Every entry should be repeated exactly. Omit the pictures.

(Recorded data)
((

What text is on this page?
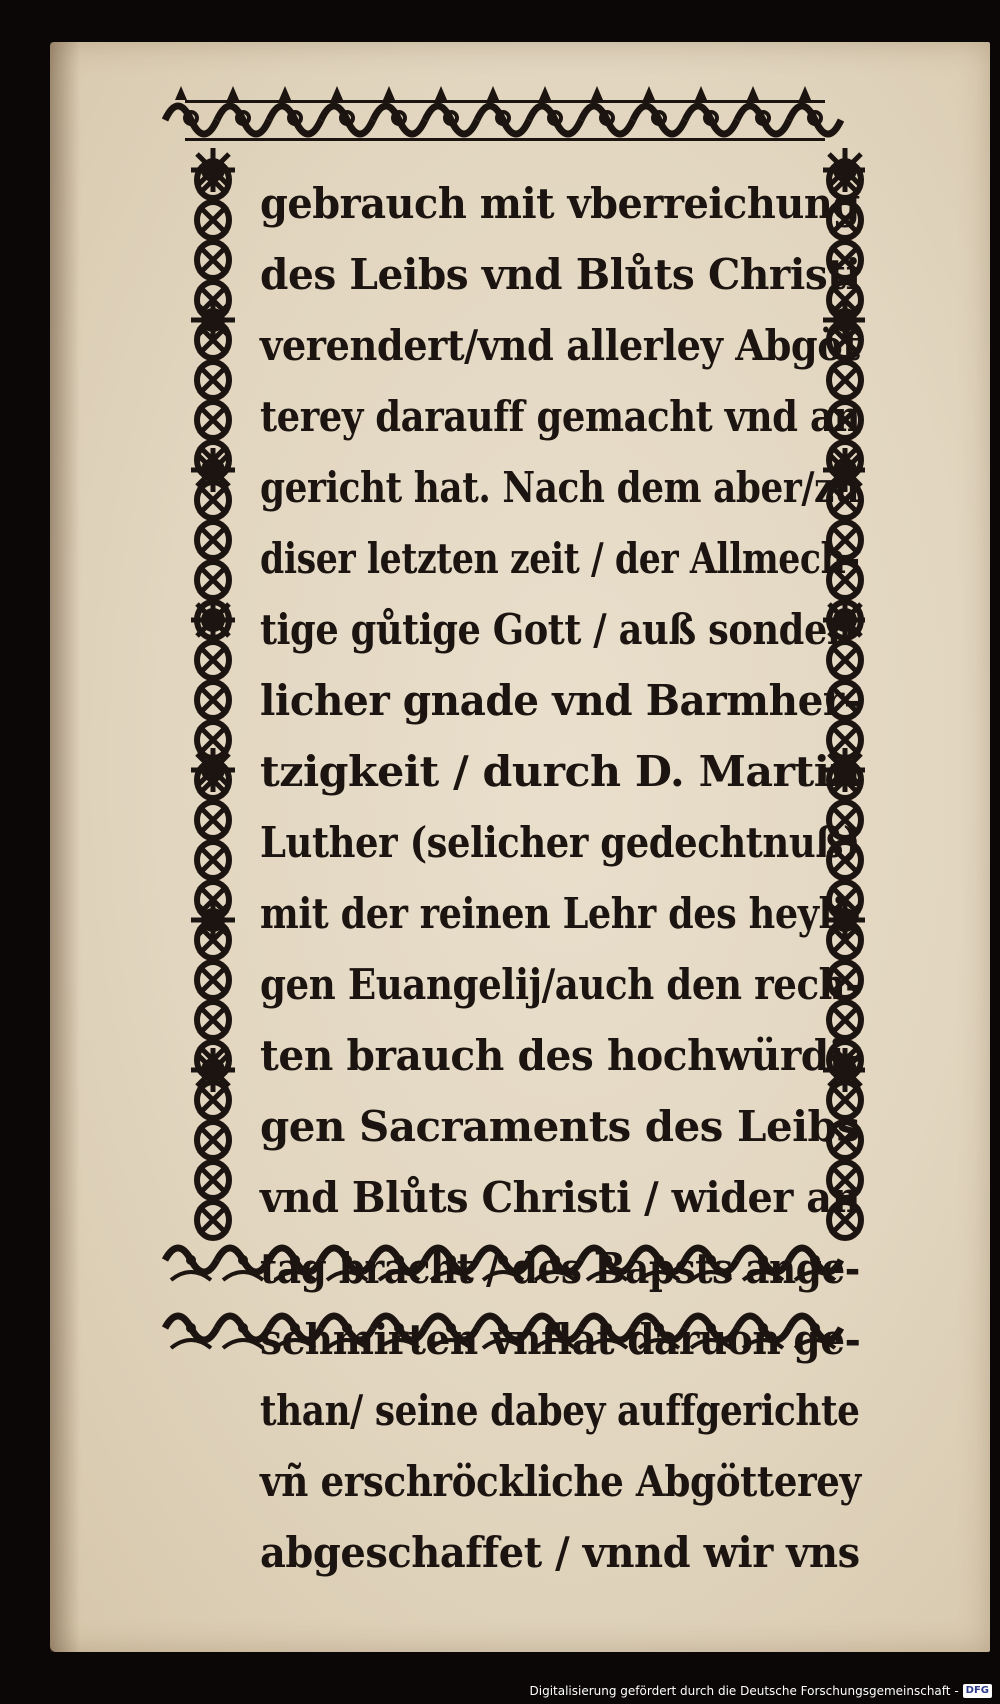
gebrauch mit vberreichung
des Leibs vnd Blůts Christi
verendert/vnd allerley Abgöt
terey darauff gemacht vnd an
gericht hat. Nach dem aber/zů
diser letzten zeit / der Allmech-
tige gůtige Gott / auß sonder-
licher gnade vnd Barmher-
tzigkeit / durch D. Martin
Luther (selicher gedechtnuß)
mit der reinen Lehr des heyli-
gen Euangelij/auch den rech-
ten brauch des hochwürdi-
gen Sacraments des Leibs
vnd Blůts Christi / wider an
tag bracht / des Bapsts ange-
schmirten vnflat daruon ge-
than/ seine dabey auffgerichte
vñ erschröckliche Abgötterey
abgeschaffet / vnnd wir vns
Digitalisierung gefördert durch die Deutsche Forschungsgemeinschaft - DFG
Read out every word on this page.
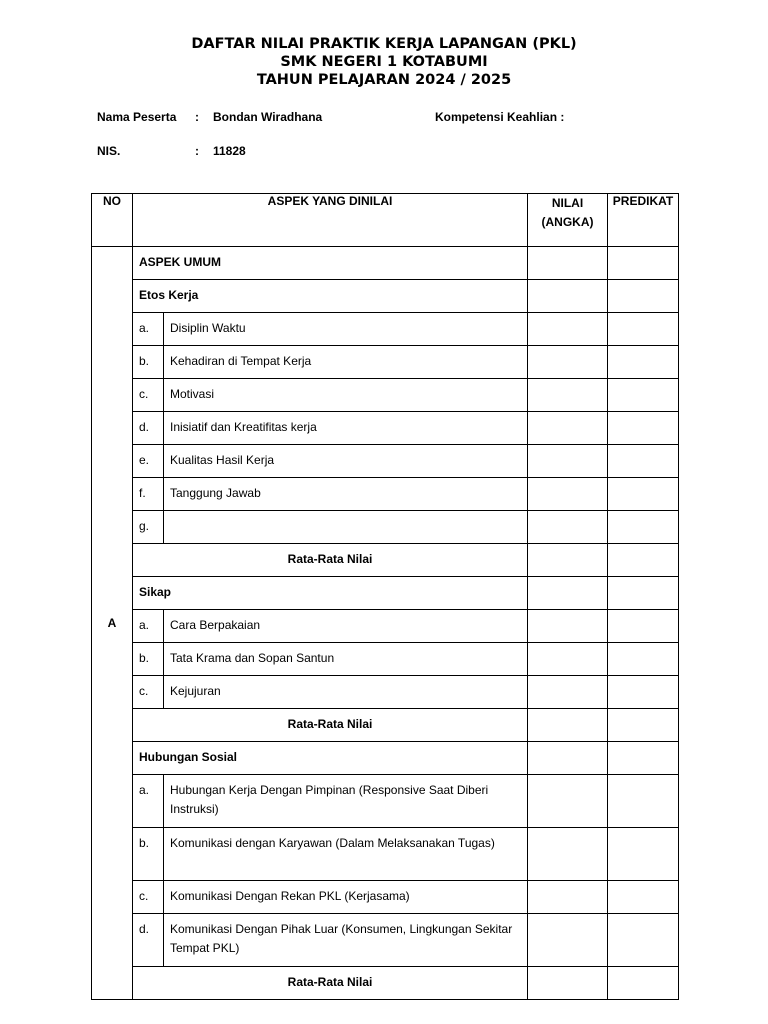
DAFTAR NILAI PRAKTIK KERJA LAPANGAN (PKL)
SMK NEGERI 1 KOTABUMI
TAHUN PELAJARAN 2024 / 2025
Nama Peserta : Bondan Wiradhana	Kompetensi Keahlian :
NIS.	: 11828
NO	ASPEK YANG DINILAI		NILAI (ANGKA)	PREDIKAT
A	ASPEK UMUM			

	Etos Kerja			

	a.	Disiplin Waktu		

	b.	Kehadiran di Tempat Kerja		

	c.	Motivasi		

	d.	Inisiatif dan Kreatifitas kerja		

	e.	Kualitas Hasil Kerja		

	f.	Tanggung Jawab		

	g.			

	Rata-Rata Nilai			

	Sikap			

	a.	Cara Berpakaian		

	b.	Tata Krama dan Sopan Santun		

	c.	Kejujuran		

	Rata-Rata Nilai			

	Hubungan Sosial			

	a.	Hubungan Kerja Dengan Pimpinan (Responsive Saat Diberi Instruksi)		

	b.	Komunikasi dengan Karyawan (Dalam Melaksanakan Tugas)		

	c.	Komunikasi Dengan Rekan PKL (Kerjasama)		

	d.	Komunikasi Dengan Pihak Luar (Konsumen, Lingkungan Sekitar Tempat PKL)		

	Rata-Rata Nilai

))

*Answer to this problem*.
What text is on this page?
gebrauch mit vberreichung
des Leibs vnd Blůts Christi
verendert/vnd allerley Abgöt
terey darauff gemacht vnd an
gericht hat. Nach dem aber/zů
diser letzten zeit / der Allmech-
tige gůtige Gott / auß sonder-
licher gnade vnd Barmher-
tzigkeit / durch D. Martin
Luther (selicher gedechtnuß)
mit der reinen Lehr des heyli-
gen Euangelij/auch den rech-
ten brauch des hochwürdi-
gen Sacraments des Leibs
vnd Blůts Christi / wider an
tag bracht / des Bapsts ange-
schmirten vnflat daruon ge-
than/ seine dabey auffgerichte
vñ erschröckliche Abgötterey
abgeschaffet / vnnd wir vns
Digitalisierung gefördert durch die Deutsche Forschungsgemeinschaft - DFG
Read out every word on this page.
DAFTAR NILAI PRAKTIK KERJA LAPANGAN (PKL)
SMK NEGERI 1 KOTABUMI
TAHUN PELAJARAN 2024 / 2025
Nama Peserta : Bondan Wiradhana	Kompetensi Keahlian :
NIS.	: 11828
NO	ASPEK YANG DINILAI		NILAI (ANGKA)	PREDIKAT
A	ASPEK UMUM			

	Etos Kerja			

	a.	Disiplin Waktu		

	b.	Kehadiran di Tempat Kerja		

	c.	Motivasi		

	d.	Inisiatif dan Kreatifitas kerja		

	e.	Kualitas Hasil Kerja		

	f.	Tanggung Jawab		

	g.			

	Rata-Rata Nilai			

	Sikap			

	a.	Cara Berpakaian		

	b.	Tata Krama dan Sopan Santun		

	c.	Kejujuran		

	Rata-Rata Nilai			

	Hubungan Sosial			

	a.	Hubungan Kerja Dengan Pimpinan (Responsive Saat Diberi Instruksi)		

	b.	Komunikasi dengan Karyawan (Dalam Melaksanakan Tugas)		

	c.	Komunikasi Dengan Rekan PKL (Kerjasama)		

	d.	Komunikasi Dengan Pihak Luar (Konsumen, Lingkungan Sekitar Tempat PKL)		

	Rata-Rata Nilai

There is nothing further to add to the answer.